**STATED GOAL**
Please render the lines below as a JSON list of strings, one string per line, with blank lines and pictures left out.

**DATA ENTRIES**
* * * * * * * * *
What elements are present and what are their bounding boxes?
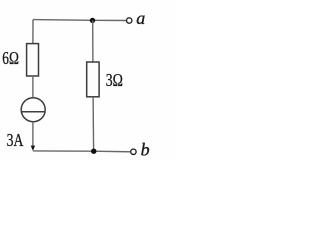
resistor 6ohm bbox=[27, 44, 39, 76]
resistor 3ohm bbox=[87, 62, 99, 97]
wire between resistor R1 and current source bbox=[32, 76, 34, 98]
wire resistor R2 to bottom junction bbox=[92, 97, 95, 151]
wire left vertical top (corner to resistor R1) bbox=[32, 20, 34, 44]
junction node bottom bbox=[91, 149, 96, 154]
svg-text:a: a bbox=[136, 8, 145, 28]
terminal a bbox=[127, 18, 132, 23]
terminal b bbox=[131, 149, 136, 154]
svg-text:3A: 3A bbox=[7, 130, 24, 150]
wire bottom from arrow corner to terminal b bbox=[33, 150, 131, 153]
wire current source to bottom with arrowhead bbox=[32, 122, 34, 146]
svg-text:b: b bbox=[141, 139, 150, 159]
wire top from left corner to terminal a bbox=[33, 19, 126, 22]
svg-text:3Ω: 3Ω bbox=[106, 70, 123, 90]
arrowhead down bbox=[31, 146, 35, 151]
svg-text:6Ω: 6Ω bbox=[2, 48, 19, 68]
current source I1 circle bbox=[21, 98, 45, 122]
current source bar bbox=[21, 111, 45, 113]
junction node top bbox=[90, 18, 95, 23]
wire right vertical top (junction to resistor R2) bbox=[92, 20, 94, 62]
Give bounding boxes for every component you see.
* * * * * * * * *
**RESULT BELOW**
[
  "What elements are present and what are their bounding boxes?",
  "resistor 6ohm bbox=[27, 44, 39, 76]",
  "resistor 3ohm bbox=[87, 62, 99, 97]",
  "wire between resistor R1 and current source bbox=[32, 76, 34, 98]",
  "wire resistor R2 to bottom junction bbox=[92, 97, 95, 151]",
  "wire left vertical top (corner to resistor R1) bbox=[32, 20, 34, 44]",
  "junction node bottom bbox=[91, 149, 96, 154]",
  "svg-text:a: a bbox=[136, 8, 145, 28]",
  "terminal a bbox=[127, 18, 132, 23]",
  "terminal b bbox=[131, 149, 136, 154]",
  "svg-text:3A: 3A bbox=[7, 130, 24, 150]",
  "wire bottom from arrow corner to terminal b bbox=[33, 150, 131, 153]",
  "wire current source to bottom with arrowhead bbox=[32, 122, 34, 146]",
  "svg-text:b: b bbox=[141, 139, 150, 159]",
  "wire top from left corner to terminal a bbox=[33, 19, 126, 22]",
  "svg-text:3Ω: 3Ω bbox=[106, 70, 123, 90]",
  "arrowhead down bbox=[31, 146, 35, 151]",
  "svg-text:6Ω: 6Ω bbox=[2, 48, 19, 68]",
  "current source I1 circle bbox=[21, 98, 45, 122]",
  "current source bar bbox=[21, 111, 45, 113]",
  "junction node top bbox=[90, 18, 95, 23]",
  "wire right vertical top (junction to resistor R2) bbox=[92, 20, 94, 62]",
  "Give bounding boxes for every component you see."
]